== INPUT FOR THIS TASK

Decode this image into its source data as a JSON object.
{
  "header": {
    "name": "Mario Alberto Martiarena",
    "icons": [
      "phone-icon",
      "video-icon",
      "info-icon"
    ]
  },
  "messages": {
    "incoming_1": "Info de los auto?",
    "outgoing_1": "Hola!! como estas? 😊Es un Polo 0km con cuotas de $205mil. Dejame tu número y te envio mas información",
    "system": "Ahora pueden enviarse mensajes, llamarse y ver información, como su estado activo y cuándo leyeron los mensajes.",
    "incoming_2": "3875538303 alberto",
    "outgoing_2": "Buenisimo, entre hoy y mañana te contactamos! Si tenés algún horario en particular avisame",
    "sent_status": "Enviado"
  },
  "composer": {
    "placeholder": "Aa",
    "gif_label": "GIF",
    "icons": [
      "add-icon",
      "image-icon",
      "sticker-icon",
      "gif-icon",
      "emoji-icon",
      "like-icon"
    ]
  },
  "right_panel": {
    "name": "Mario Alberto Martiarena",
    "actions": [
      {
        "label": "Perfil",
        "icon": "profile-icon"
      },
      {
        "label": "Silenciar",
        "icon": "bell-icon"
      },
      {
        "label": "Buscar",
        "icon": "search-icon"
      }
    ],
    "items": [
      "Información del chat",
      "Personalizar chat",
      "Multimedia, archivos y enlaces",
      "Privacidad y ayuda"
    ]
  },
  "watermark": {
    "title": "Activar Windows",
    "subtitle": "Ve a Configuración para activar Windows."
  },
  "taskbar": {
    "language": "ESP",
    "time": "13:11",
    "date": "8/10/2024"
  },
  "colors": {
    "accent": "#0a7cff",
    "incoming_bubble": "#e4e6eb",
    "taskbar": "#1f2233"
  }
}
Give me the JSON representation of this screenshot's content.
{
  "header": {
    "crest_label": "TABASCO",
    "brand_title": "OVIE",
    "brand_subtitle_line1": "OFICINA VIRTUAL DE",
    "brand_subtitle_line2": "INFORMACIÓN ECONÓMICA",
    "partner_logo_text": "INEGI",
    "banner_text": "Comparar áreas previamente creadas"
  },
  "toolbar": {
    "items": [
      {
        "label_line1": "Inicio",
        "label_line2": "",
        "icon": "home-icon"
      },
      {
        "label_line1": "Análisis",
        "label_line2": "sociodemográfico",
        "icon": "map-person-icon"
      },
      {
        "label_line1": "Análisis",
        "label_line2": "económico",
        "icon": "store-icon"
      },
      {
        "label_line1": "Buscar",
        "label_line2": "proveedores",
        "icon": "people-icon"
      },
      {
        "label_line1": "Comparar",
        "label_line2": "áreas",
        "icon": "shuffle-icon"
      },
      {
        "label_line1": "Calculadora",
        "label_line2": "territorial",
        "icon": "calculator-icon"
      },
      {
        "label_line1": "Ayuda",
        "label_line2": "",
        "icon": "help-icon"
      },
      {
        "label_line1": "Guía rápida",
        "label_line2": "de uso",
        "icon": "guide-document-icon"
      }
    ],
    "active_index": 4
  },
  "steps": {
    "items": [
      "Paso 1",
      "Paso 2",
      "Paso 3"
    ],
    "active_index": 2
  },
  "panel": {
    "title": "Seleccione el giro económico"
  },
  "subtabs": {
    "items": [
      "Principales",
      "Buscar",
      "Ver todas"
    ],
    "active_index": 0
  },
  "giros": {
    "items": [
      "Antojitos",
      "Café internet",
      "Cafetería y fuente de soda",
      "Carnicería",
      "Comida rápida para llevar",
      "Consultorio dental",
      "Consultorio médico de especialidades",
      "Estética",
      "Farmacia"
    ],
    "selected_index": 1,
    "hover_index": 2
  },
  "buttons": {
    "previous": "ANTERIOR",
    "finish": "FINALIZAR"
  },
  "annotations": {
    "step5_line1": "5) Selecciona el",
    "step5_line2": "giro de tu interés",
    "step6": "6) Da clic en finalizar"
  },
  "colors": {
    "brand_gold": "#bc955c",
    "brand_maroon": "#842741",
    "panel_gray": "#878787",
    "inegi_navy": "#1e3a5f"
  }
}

====

Among the lines of the records above, count those holding the string "rápida", and report only the number.

2